■ WRITTEN REQUEST
Without including any pictures, write out all the entries exactly.

■ SUPPLIED ENTRIES

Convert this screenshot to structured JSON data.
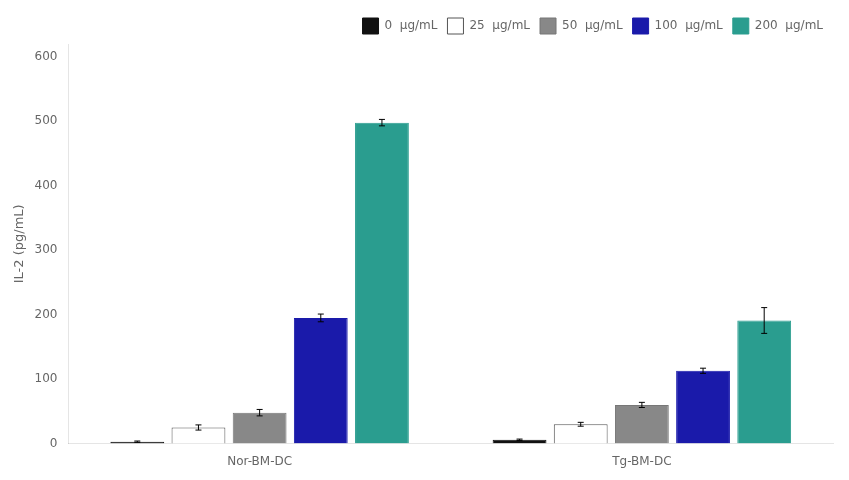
{
  "chart_data": {
    "type": "bar",
    "categories": [
      "Nor-BM-DC",
      "Tg-BM-DC"
    ],
    "series": [
      {
        "name": "0  μg/mL",
        "color": "#111111",
        "values": [
          3,
          6
        ],
        "errors": [
          1,
          1
        ]
      },
      {
        "name": "25  μg/mL",
        "color": "#ffffff",
        "values": [
          25,
          30
        ],
        "errors": [
          4,
          3
        ]
      },
      {
        "name": "50  μg/mL",
        "color": "#888888",
        "values": [
          48,
          60
        ],
        "errors": [
          5,
          4
        ]
      },
      {
        "name": "100  μg/mL",
        "color": "#1a1aaa",
        "values": [
          195,
          113
        ],
        "errors": [
          6,
          4
        ]
      },
      {
        "name": "200  μg/mL",
        "color": "#2a9d8f",
        "values": [
          498,
          191
        ],
        "errors": [
          5,
          20
        ]
      }
    ],
    "y_label": "IL-2 (pg/mL)",
    "ylim": [
      0,
      620
    ],
    "yticks": [
      0,
      100,
      200,
      300,
      400,
      500,
      600
    ],
    "grid": false,
    "legend": "upper right"
  }
}
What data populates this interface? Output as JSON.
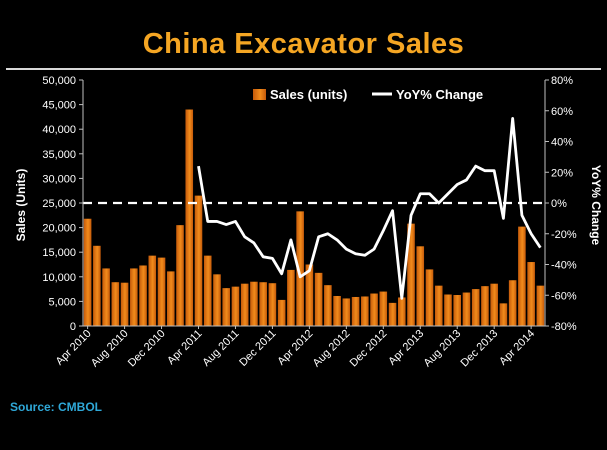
{
  "title": "China Excavator Sales",
  "source": "Source: CMBOL",
  "colors": {
    "bar": "#f28c1c",
    "bar_dark": "#c55a0a",
    "line": "#ffffff",
    "title": "#f5a623",
    "source": "#2fa8d8"
  },
  "chart_data": {
    "type": "bar",
    "title": "China Excavator Sales",
    "ylabel": "Sales (Units)",
    "y2label": "YoY% Change",
    "ylim": [
      0,
      50000
    ],
    "y2lim": [
      -80,
      80
    ],
    "yticks": [
      "0",
      "5,000",
      "10,000",
      "15,000",
      "20,000",
      "25,000",
      "30,000",
      "35,000",
      "40,000",
      "45,000",
      "50,000"
    ],
    "y2ticks": [
      "-80%",
      "-60%",
      "-40%",
      "-20%",
      "0%",
      "20%",
      "40%",
      "60%",
      "80%"
    ],
    "xticks": [
      {
        "label": "Apr 2010",
        "index": 0
      },
      {
        "label": "Aug 2010",
        "index": 4
      },
      {
        "label": "Dec 2010",
        "index": 8
      },
      {
        "label": "Apr 2011",
        "index": 12
      },
      {
        "label": "Aug 2011",
        "index": 16
      },
      {
        "label": "Dec 2011",
        "index": 20
      },
      {
        "label": "Apr 2012",
        "index": 24
      },
      {
        "label": "Aug 2012",
        "index": 28
      },
      {
        "label": "Dec 2012",
        "index": 32
      },
      {
        "label": "Apr 2013",
        "index": 36
      },
      {
        "label": "Aug 2013",
        "index": 40
      },
      {
        "label": "Dec 2013",
        "index": 44
      },
      {
        "label": "Apr 2014",
        "index": 48
      }
    ],
    "legend_placement": "top",
    "series": [
      {
        "name": "Sales (units)",
        "type": "bar",
        "axis": "left",
        "values": [
          21800,
          16300,
          11700,
          8900,
          8800,
          11700,
          12300,
          14300,
          13900,
          11100,
          20500,
          44000,
          26500,
          14300,
          10500,
          7700,
          8000,
          8600,
          9000,
          8900,
          8700,
          5300,
          11400,
          23300,
          12500,
          10800,
          8300,
          6100,
          5600,
          5900,
          6000,
          6600,
          7000,
          4700,
          5800,
          20800,
          16200,
          11500,
          8200,
          6400,
          6300,
          6800,
          7500,
          8100,
          8600,
          4600,
          9300,
          20200,
          13000,
          8200
        ]
      },
      {
        "name": "YoY% Change",
        "type": "line",
        "axis": "right",
        "x_start_index": 12,
        "values": [
          24,
          -12,
          -12,
          -14,
          -12,
          -22,
          -26,
          -35,
          -36,
          -46,
          -24,
          -48,
          -44,
          -22,
          -20,
          -24,
          -30,
          -33,
          -34,
          -30,
          -18,
          -5,
          -62,
          -8,
          6,
          6,
          0,
          6,
          12,
          15,
          24,
          21,
          21,
          -10,
          55,
          -8,
          -20,
          -29
        ]
      }
    ],
    "reference_line": {
      "axis": "right",
      "value": 0,
      "style": "dashed"
    }
  }
}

■ FULL RESPONSE
Convert this screenshot to structured JSON data.
{
  "chart_data": {
    "type": "bar",
    "categories": [
      "Nor-BM-DC",
      "Tg-BM-DC"
    ],
    "series": [
      {
        "name": "0  μg/mL",
        "color": "#111111",
        "values": [
          3,
          6
        ],
        "errors": [
          1,
          1
        ]
      },
      {
        "name": "25  μg/mL",
        "color": "#ffffff",
        "values": [
          25,
          30
        ],
        "errors": [
          4,
          3
        ]
      },
      {
        "name": "50  μg/mL",
        "color": "#888888",
        "values": [
          48,
          60
        ],
        "errors": [
          5,
          4
        ]
      },
      {
        "name": "100  μg/mL",
        "color": "#1a1aaa",
        "values": [
          195,
          113
        ],
        "errors": [
          6,
          4
        ]
      },
      {
        "name": "200  μg/mL",
        "color": "#2a9d8f",
        "values": [
          498,
          191
        ],
        "errors": [
          5,
          20
        ]
      }
    ],
    "y_label": "IL-2 (pg/mL)",
    "ylim": [
      0,
      620
    ],
    "yticks": [
      0,
      100,
      200,
      300,
      400,
      500,
      600
    ],
    "grid": false,
    "legend": "upper right"
  }
}
What data populates this interface? Output as JSON.
{
  "title": "China Excavator Sales",
  "source": "Source: CMBOL",
  "colors": {
    "bar": "#f28c1c",
    "bar_dark": "#c55a0a",
    "line": "#ffffff",
    "title": "#f5a623",
    "source": "#2fa8d8"
  },
  "chart_data": {
    "type": "bar",
    "title": "China Excavator Sales",
    "ylabel": "Sales (Units)",
    "y2label": "YoY% Change",
    "ylim": [
      0,
      50000
    ],
    "y2lim": [
      -80,
      80
    ],
    "yticks": [
      "0",
      "5,000",
      "10,000",
      "15,000",
      "20,000",
      "25,000",
      "30,000",
      "35,000",
      "40,000",
      "45,000",
      "50,000"
    ],
    "y2ticks": [
      "-80%",
      "-60%",
      "-40%",
      "-20%",
      "0%",
      "20%",
      "40%",
      "60%",
      "80%"
    ],
    "xticks": [
      {
        "label": "Apr 2010",
        "index": 0
      },
      {
        "label": "Aug 2010",
        "index": 4
      },
      {
        "label": "Dec 2010",
        "index": 8
      },
      {
        "label": "Apr 2011",
        "index": 12
      },
      {
        "label": "Aug 2011",
        "index": 16
      },
      {
        "label": "Dec 2011",
        "index": 20
      },
      {
        "label": "Apr 2012",
        "index": 24
      },
      {
        "label": "Aug 2012",
        "index": 28
      },
      {
        "label": "Dec 2012",
        "index": 32
      },
      {
        "label": "Apr 2013",
        "index": 36
      },
      {
        "label": "Aug 2013",
        "index": 40
      },
      {
        "label": "Dec 2013",
        "index": 44
      },
      {
        "label": "Apr 2014",
        "index": 48
      }
    ],
    "legend_placement": "top",
    "series": [
      {
        "name": "Sales (units)",
        "type": "bar",
        "axis": "left",
        "values": [
          21800,
          16300,
          11700,
          8900,
          8800,
          11700,
          12300,
          14300,
          13900,
          11100,
          20500,
          44000,
          26500,
          14300,
          10500,
          7700,
          8000,
          8600,
          9000,
          8900,
          8700,
          5300,
          11400,
          23300,
          12500,
          10800,
          8300,
          6100,
          5600,
          5900,
          6000,
          6600,
          7000,
          4700,
          5800,
          20800,
          16200,
          11500,
          8200,
          6400,
          6300,
          6800,
          7500,
          8100,
          8600,
          4600,
          9300,
          20200,
          13000,
          8200
        ]
      },
      {
        "name": "YoY% Change",
        "type": "line",
        "axis": "right",
        "x_start_index": 12,
        "values": [
          24,
          -12,
          -12,
          -14,
          -12,
          -22,
          -26,
          -35,
          -36,
          -46,
          -24,
          -48,
          -44,
          -22,
          -20,
          -24,
          -30,
          -33,
          -34,
          -30,
          -18,
          -5,
          -62,
          -8,
          6,
          6,
          0,
          6,
          12,
          15,
          24,
          21,
          21,
          -10,
          55,
          -8,
          -20,
          -29
        ]
      }
    ],
    "reference_line": {
      "axis": "right",
      "value": 0,
      "style": "dashed"
    }
  }
}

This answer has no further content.